◆ SHORT TASK ◆
Pick every line from the data that holds the word "Autodesk".

◆ SOURCE RECORDS ◆
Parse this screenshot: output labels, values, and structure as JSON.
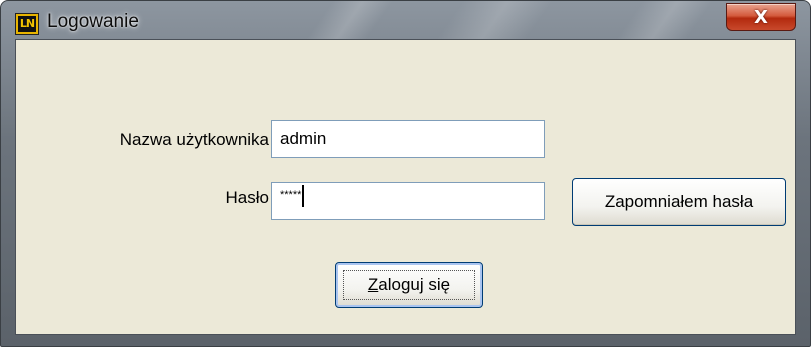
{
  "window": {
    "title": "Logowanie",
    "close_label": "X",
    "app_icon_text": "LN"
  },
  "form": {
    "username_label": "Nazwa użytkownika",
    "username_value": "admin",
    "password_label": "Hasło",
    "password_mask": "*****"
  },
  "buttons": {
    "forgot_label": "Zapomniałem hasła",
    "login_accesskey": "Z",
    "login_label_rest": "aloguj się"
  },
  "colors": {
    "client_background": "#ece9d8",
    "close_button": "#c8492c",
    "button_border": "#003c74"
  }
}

* * *

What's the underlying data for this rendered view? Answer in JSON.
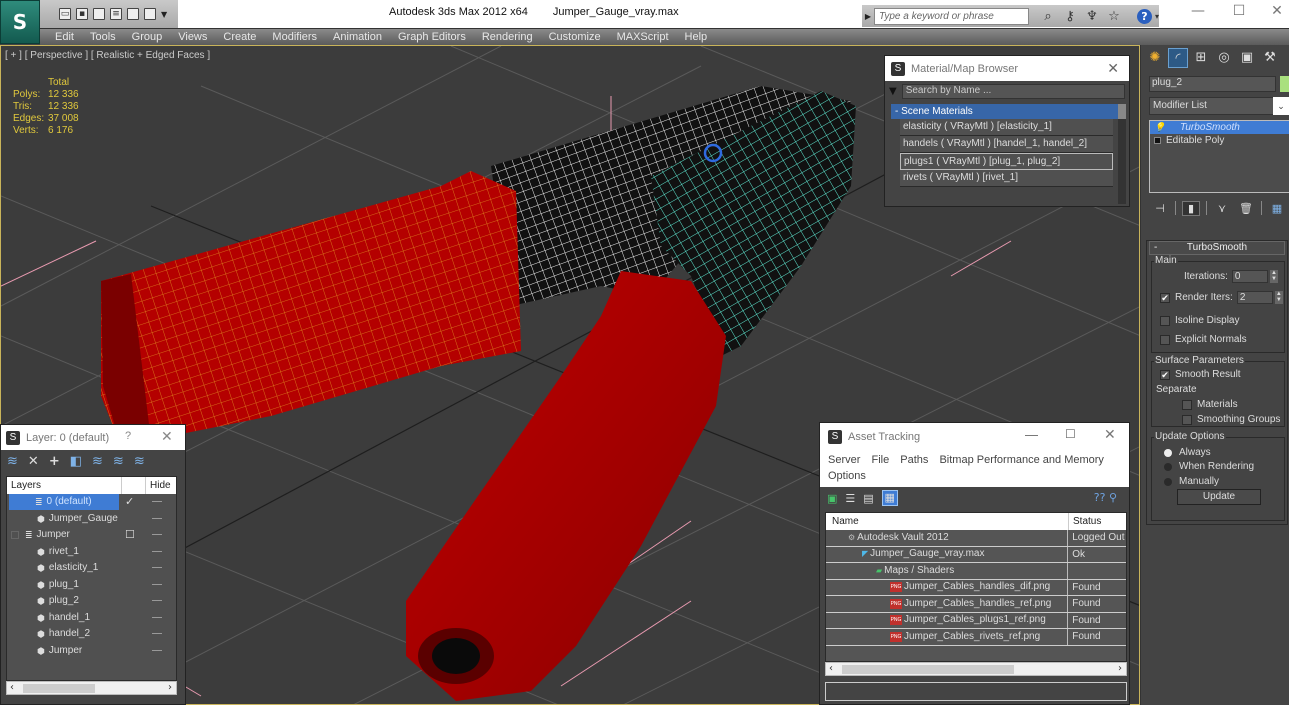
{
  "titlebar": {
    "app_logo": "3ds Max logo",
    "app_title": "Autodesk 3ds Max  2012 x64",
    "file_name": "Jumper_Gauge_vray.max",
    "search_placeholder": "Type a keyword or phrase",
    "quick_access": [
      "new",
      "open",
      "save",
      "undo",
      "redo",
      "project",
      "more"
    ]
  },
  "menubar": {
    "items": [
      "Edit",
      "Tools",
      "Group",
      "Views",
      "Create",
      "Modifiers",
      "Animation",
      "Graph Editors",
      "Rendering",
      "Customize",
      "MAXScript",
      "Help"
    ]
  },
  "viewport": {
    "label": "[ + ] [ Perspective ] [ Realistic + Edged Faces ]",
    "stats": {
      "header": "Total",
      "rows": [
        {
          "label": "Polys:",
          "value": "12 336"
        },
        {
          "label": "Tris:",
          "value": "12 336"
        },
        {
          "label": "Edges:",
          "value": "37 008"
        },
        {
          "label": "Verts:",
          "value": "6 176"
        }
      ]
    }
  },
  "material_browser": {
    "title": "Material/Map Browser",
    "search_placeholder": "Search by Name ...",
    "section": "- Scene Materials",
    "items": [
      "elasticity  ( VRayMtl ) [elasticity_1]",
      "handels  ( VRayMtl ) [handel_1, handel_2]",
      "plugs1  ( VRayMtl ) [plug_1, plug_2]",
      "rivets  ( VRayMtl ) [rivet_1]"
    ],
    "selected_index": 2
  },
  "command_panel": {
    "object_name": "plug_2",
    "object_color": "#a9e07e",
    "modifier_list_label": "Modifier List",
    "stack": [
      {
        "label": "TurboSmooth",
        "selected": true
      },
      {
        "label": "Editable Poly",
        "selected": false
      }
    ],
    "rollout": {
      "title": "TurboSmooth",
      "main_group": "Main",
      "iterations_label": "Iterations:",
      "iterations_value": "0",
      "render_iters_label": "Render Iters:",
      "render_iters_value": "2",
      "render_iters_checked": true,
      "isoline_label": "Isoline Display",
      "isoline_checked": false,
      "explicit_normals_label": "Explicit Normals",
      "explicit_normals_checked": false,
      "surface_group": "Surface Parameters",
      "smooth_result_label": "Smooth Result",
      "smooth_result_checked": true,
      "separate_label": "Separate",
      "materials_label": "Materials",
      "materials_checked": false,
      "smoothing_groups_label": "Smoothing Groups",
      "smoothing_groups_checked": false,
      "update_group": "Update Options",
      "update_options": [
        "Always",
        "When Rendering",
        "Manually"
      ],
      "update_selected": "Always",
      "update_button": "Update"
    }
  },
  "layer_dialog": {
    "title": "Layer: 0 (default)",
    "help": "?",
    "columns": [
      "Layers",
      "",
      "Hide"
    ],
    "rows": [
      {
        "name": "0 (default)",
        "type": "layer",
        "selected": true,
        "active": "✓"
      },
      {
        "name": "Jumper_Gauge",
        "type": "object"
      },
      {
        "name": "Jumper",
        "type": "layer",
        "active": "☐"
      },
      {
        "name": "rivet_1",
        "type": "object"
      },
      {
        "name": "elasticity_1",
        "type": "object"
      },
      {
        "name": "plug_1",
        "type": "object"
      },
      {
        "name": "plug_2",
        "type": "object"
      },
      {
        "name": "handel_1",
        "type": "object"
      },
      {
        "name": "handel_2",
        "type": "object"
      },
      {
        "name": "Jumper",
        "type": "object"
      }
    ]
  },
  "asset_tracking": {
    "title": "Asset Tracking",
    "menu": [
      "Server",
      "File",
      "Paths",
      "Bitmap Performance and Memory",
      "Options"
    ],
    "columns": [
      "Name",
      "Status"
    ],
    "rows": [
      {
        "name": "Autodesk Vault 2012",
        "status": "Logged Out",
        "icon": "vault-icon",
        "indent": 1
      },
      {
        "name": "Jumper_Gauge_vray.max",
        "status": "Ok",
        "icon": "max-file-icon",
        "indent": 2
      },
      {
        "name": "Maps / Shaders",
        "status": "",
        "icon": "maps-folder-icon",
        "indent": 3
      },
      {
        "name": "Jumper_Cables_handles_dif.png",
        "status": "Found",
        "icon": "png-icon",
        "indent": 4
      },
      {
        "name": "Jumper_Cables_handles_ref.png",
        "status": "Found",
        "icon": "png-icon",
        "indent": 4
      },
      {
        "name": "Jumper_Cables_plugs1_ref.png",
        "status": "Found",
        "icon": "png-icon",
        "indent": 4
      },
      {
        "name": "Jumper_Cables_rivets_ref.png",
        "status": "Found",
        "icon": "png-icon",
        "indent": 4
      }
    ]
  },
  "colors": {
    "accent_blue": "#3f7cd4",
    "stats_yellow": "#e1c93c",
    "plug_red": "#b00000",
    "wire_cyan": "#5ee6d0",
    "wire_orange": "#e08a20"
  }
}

◆ THE COMPLETED TASK ◆
    "app_title": "Autodesk 3ds Max  2012 x64",
        "name": "Autodesk Vault 2012",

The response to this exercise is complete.